_What you should do_.
Where does the string "rapport" appear? Copy every line of the entries below that holds it.

Entries from a dataset
★ ★ ★

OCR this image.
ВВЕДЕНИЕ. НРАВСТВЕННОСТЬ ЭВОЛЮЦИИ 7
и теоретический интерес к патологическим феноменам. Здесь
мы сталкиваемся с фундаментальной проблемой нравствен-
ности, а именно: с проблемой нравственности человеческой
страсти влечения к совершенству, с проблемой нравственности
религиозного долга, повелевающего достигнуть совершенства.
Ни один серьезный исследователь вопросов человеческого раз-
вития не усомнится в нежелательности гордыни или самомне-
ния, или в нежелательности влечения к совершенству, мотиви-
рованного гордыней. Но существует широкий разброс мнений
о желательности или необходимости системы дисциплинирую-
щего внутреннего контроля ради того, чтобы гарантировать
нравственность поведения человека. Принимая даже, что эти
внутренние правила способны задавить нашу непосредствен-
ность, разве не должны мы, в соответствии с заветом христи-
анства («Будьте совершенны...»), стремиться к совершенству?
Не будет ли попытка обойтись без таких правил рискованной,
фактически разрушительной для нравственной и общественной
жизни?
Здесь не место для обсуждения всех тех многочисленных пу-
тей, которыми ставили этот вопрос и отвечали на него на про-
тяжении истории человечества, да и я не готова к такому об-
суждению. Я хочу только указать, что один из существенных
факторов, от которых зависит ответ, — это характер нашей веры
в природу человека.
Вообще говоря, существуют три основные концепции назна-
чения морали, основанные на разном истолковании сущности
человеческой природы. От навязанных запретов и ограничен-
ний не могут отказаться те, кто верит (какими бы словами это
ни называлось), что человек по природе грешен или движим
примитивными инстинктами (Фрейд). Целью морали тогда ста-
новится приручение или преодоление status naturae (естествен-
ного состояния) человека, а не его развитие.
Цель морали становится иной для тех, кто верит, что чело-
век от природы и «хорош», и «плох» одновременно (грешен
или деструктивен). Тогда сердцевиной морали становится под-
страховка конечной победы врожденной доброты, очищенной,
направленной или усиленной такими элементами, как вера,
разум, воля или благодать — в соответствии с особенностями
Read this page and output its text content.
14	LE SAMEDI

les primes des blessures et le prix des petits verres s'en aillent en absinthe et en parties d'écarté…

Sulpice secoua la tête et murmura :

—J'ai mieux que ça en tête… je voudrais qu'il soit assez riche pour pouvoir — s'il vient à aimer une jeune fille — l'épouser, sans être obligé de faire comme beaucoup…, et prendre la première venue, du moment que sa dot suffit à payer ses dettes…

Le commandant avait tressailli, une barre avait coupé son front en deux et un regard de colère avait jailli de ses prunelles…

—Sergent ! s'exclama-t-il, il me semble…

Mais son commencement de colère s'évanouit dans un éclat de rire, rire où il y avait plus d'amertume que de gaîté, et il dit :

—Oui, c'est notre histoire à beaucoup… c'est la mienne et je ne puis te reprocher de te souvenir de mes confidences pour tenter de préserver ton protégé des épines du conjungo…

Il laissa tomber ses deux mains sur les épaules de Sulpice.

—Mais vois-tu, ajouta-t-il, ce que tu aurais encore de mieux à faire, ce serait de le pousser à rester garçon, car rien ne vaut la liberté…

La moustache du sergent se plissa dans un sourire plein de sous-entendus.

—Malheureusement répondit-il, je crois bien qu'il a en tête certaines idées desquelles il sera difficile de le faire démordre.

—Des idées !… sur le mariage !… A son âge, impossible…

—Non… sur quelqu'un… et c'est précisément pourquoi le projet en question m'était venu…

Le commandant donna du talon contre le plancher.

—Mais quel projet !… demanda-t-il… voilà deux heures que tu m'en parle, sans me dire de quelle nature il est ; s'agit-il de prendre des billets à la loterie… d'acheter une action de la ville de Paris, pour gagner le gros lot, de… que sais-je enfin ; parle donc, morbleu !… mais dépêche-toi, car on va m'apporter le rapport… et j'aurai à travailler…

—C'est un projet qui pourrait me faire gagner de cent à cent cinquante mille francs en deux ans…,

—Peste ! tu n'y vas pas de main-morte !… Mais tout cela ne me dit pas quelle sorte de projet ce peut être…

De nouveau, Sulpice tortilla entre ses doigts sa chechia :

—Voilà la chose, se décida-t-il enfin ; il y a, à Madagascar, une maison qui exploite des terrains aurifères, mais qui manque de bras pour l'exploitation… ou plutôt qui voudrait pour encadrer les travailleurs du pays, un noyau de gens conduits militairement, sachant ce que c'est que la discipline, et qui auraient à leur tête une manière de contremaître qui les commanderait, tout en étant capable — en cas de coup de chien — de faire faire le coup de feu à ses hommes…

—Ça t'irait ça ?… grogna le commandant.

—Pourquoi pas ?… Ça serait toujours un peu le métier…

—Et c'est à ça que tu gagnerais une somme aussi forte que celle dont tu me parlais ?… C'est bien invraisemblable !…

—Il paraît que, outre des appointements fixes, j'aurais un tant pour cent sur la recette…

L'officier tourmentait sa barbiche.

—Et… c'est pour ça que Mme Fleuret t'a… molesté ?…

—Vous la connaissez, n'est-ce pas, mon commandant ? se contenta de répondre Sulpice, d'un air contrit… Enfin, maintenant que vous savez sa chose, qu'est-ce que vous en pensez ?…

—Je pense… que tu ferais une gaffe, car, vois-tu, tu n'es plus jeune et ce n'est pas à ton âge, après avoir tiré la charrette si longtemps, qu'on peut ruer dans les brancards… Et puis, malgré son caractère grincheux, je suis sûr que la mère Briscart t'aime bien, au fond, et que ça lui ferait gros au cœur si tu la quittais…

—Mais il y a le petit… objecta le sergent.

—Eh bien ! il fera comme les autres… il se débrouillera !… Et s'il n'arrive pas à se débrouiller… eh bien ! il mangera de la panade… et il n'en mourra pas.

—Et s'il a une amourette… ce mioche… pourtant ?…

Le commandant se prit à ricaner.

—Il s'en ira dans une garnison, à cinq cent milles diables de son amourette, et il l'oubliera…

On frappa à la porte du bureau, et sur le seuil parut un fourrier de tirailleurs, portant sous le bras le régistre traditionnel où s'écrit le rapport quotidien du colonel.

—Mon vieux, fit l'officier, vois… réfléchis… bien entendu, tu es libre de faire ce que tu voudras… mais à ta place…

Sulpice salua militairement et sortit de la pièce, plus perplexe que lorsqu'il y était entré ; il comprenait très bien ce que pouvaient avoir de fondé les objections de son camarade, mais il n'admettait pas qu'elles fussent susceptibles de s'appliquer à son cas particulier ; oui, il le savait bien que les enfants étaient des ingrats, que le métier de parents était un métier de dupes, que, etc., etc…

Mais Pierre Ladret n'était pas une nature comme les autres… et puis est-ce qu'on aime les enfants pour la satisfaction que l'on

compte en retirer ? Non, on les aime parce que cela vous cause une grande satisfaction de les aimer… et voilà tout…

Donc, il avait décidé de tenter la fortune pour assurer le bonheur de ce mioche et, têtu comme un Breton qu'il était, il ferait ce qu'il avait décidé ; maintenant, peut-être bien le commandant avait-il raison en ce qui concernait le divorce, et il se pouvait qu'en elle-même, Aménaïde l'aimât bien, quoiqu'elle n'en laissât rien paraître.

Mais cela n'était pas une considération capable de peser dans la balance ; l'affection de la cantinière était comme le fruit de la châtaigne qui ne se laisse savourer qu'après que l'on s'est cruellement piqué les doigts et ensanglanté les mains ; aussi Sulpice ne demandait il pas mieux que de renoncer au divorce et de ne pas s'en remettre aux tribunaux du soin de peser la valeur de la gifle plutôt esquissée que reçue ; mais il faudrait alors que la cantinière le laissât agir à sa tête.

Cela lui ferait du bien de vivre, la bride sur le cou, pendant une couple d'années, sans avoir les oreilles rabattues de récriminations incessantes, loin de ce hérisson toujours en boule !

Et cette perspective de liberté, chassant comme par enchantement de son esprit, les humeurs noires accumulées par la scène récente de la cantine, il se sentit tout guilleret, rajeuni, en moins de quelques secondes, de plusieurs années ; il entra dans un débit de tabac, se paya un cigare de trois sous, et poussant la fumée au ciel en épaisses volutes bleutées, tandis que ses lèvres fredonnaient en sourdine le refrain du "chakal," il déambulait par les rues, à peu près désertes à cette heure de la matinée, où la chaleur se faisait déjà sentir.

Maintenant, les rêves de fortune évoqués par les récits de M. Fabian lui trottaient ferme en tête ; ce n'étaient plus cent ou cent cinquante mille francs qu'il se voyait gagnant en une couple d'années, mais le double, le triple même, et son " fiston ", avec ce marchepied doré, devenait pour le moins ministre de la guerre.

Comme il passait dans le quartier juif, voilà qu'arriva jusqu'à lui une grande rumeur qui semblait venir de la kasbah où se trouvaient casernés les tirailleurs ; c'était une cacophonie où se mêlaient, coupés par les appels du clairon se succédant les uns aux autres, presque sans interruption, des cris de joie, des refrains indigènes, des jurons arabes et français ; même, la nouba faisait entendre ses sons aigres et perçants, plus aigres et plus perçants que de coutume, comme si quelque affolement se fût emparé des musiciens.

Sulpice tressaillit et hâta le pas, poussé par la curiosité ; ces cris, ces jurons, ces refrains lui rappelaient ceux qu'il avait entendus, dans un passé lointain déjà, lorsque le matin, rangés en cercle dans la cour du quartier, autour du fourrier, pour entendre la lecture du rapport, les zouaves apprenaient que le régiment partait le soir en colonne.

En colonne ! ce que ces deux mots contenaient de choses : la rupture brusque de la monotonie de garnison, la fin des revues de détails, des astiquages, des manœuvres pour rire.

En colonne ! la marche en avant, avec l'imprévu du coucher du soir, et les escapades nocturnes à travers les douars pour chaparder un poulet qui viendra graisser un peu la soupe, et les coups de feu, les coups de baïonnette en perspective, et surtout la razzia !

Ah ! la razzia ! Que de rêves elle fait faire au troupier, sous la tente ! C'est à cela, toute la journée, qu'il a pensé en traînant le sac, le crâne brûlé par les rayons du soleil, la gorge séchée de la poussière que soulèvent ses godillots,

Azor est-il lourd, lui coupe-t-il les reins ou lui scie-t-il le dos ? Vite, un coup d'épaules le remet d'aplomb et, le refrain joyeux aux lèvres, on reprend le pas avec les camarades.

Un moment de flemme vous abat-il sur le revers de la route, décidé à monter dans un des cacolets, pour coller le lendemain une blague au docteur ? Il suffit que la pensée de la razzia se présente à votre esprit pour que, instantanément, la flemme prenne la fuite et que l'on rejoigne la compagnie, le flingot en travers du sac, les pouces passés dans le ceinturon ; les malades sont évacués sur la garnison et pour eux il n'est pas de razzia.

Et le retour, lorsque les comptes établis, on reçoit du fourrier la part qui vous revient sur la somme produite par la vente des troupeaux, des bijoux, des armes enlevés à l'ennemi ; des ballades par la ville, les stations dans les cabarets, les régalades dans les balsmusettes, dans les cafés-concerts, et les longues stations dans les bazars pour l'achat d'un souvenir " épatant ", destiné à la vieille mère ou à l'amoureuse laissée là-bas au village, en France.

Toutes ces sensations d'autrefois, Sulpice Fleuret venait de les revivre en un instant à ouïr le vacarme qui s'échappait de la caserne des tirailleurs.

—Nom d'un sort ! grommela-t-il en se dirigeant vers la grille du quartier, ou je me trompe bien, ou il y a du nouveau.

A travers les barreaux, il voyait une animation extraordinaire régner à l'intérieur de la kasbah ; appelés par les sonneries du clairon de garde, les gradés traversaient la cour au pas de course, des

★ ★ ★

_In response_.
—Mais quel projet !… demanda-t-il… voilà deux heures que tu m'en parle, sans me dire de quelle nature il est ; s'agit-il de prendre des billets à la loterie… d'acheter une action de la ville de Paris, pour gagner le gros lot, de… que sais-je enfin ; parle donc, morbleu !… mais dépêche-toi, car on va m'apporter le rapport… et j'aurai à travailler…
On frappa à la porte du bureau, et sur le seuil parut un fourrier de tirailleurs, portant sous le bras le régistre traditionnel où s'écrit le rapport quotidien du colonel.
Sulpice tressaillit et hâta le pas, poussé par la curiosité ; ces cris, ces jurons, ces refrains lui rappelaient ceux qu'il avait entendus, dans un passé lointain déjà, lorsque le matin, rangés en cercle dans la cour du quartier, autour du fourrier, pour entendre la lecture du rapport, les zouaves apprenaient que le régiment partait le soir en colonne.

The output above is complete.